### SOURCE TEXT
------------------------------------

Compare these oldies with today's DSLR instruction books. Covers are mostly a sea of white or gray. Within, too often, thin, matte paper, small and light type, no second color, and sometimes near-infinitesimal, black-and-white photos make these books dull boys. None of those I sampled contains a display photo shot with the camera it describes. That's probably a good thing, since the paper and printing could not do it justice.
• Tiny pictures
• Small, low-contrast type
• Crude diagrams
• No second color
• Headings too small
• Thin, matte paper
In partial defense of the booklet producers, creating today's necessarily monster-sized manuals -- some more than 200 pages and often in 6 or 7 languages -- for every DSLR model, is far more daunting and expensive than turning out the relatively simple film SLR equivalents, which needed but a fraction of the pages to cover models that had much longer selling lives. Still, I feel that camera makers ought to be able to enhance their manuals at reasonable cost.
To calm tyros intimidated by the sight of the full manual, some makers supply additional "Quick Start" booklets or foldout sheets. Graphically, most are far superior to the camera manuals, but their informational content may seem oddly incomplete. For instance, all explain how to insert the battery into the camera, but some don't explain that you must charge the battery first.
Many first-time DSLR buyers are also puzzled why the viewing image is blurry. They weren't told to adjust the diopter correction control. Other quickies explain the function of controls but not how to get started taking pictures. For that, you need the monster manual.
Can I offer any advice on how to tackle the big books? Use patience. Great patience.

------------------------------------

### TASK DIRECTIONS
Can you set down everything in the camera-manual text from "Many first-time DSLR" down to "patience. Great patience.", word for word?

Layout dataset entries:
------------------------------------

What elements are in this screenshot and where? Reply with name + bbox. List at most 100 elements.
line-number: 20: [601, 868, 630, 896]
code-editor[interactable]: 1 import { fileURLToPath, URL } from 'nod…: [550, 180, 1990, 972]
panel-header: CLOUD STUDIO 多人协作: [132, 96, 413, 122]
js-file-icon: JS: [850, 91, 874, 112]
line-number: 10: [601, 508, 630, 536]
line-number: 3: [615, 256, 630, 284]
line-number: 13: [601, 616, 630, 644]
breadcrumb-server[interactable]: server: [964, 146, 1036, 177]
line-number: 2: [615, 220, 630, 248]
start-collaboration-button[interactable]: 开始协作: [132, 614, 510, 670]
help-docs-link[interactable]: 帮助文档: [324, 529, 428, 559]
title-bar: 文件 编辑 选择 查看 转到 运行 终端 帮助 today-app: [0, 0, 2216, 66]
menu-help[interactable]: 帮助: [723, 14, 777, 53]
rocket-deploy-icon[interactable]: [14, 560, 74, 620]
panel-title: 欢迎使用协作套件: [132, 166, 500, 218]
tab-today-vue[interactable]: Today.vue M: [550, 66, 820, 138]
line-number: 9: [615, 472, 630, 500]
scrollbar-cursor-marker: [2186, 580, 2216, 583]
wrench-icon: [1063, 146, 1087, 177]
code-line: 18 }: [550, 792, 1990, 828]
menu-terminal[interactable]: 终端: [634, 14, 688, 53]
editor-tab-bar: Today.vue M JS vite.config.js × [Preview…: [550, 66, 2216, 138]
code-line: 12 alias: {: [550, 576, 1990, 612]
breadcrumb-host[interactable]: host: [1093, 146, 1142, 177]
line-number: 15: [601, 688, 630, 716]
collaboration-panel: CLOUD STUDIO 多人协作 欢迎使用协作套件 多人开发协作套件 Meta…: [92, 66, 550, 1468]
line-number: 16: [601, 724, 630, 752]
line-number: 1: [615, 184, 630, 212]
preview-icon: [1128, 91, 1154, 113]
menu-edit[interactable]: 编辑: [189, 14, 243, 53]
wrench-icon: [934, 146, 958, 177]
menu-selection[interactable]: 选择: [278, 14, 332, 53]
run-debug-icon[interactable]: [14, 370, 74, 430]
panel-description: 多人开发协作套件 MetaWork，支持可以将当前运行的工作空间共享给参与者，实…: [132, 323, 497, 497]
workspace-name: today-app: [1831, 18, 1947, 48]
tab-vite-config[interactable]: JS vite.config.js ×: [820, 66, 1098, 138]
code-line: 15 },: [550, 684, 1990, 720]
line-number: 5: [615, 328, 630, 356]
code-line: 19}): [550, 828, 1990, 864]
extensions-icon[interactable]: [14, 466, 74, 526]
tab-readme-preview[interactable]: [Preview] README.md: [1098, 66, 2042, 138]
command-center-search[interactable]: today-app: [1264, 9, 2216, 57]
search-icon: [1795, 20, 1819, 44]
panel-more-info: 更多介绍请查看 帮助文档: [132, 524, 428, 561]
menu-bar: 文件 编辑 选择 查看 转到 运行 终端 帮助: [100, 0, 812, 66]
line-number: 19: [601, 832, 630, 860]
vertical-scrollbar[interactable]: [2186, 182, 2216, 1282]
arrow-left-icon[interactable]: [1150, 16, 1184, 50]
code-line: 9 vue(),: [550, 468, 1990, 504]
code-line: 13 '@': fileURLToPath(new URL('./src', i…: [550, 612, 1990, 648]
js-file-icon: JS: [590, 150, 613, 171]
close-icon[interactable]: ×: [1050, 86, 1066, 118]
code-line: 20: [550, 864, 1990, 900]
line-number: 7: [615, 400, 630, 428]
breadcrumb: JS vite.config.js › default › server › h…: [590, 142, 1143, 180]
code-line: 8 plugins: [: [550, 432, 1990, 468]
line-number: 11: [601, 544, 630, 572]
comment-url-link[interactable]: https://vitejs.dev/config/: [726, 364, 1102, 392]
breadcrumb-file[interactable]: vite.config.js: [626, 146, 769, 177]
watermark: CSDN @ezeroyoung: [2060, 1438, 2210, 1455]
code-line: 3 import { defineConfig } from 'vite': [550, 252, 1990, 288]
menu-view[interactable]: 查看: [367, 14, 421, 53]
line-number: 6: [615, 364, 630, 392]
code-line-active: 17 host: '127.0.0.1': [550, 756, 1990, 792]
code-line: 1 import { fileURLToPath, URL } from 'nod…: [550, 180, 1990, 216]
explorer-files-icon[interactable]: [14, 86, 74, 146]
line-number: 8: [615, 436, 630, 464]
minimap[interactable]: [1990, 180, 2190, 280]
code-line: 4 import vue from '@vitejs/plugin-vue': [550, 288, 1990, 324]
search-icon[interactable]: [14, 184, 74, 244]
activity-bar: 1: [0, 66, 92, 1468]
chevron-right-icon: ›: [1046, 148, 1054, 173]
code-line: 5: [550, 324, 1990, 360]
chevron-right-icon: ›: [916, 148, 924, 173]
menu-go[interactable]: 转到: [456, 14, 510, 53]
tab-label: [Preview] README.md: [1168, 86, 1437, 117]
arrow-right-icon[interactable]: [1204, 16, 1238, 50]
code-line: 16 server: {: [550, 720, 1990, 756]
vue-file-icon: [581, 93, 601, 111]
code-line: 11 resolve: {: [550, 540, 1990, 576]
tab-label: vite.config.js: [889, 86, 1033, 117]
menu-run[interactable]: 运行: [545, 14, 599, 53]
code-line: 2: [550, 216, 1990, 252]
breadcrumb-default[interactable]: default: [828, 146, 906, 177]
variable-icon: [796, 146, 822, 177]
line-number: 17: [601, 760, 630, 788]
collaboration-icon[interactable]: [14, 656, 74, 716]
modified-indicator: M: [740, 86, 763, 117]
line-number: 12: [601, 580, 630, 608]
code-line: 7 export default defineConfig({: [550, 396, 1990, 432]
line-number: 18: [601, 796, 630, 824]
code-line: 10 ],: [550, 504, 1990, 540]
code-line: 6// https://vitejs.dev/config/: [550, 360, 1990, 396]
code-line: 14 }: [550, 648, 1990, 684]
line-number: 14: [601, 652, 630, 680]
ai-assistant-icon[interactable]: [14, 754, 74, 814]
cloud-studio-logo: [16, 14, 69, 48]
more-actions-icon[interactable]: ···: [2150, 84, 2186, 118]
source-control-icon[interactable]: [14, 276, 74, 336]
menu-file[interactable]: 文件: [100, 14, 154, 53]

------------------------------------

### COMPLETE OUTPUT
Many first-time DSLR buyers are also puzzled why the viewing image is blurry. They weren't told to adjust the diopter correction control. Other quickies explain the function of controls but not how to get started taking pictures. For that, you need the monster manual.
Can I offer any advice on how to tackle the big books? Use patience. Great patience.